EXERCISE
Return each line of the entries below unchanged, leaving out the pictures.

STORED ROWS

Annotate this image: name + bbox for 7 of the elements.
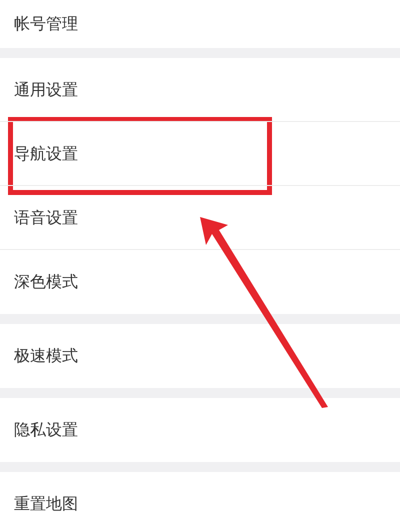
settings-item[interactable]: 帐号管理 bbox=[0, 0, 400, 48]
settings-item[interactable]: 通用设置 bbox=[0, 58, 400, 122]
settings-item[interactable]: 重置地图 bbox=[0, 472, 400, 531]
settings-item[interactable]: 深色模式 bbox=[0, 250, 400, 314]
settings-item[interactable]: 极速模式 bbox=[0, 324, 400, 388]
settings-item[interactable]: 导航设置 bbox=[0, 122, 400, 186]
settings-item[interactable]: 隐私设置 bbox=[0, 398, 400, 462]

RESULT OF THE TASK
Annotate this image: name + bbox for 7 of the elements.
settings-item[interactable]: 帐号管理 bbox=[0, 0, 400, 48]
settings-item[interactable]: 通用设置 bbox=[0, 58, 400, 122]
settings-item[interactable]: 重置地图 bbox=[0, 472, 400, 531]
settings-item[interactable]: 深色模式 bbox=[0, 250, 400, 314]
settings-item[interactable]: 极速模式 bbox=[0, 324, 400, 388]
settings-item[interactable]: 导航设置 bbox=[0, 122, 400, 186]
settings-item[interactable]: 隐私设置 bbox=[0, 398, 400, 462]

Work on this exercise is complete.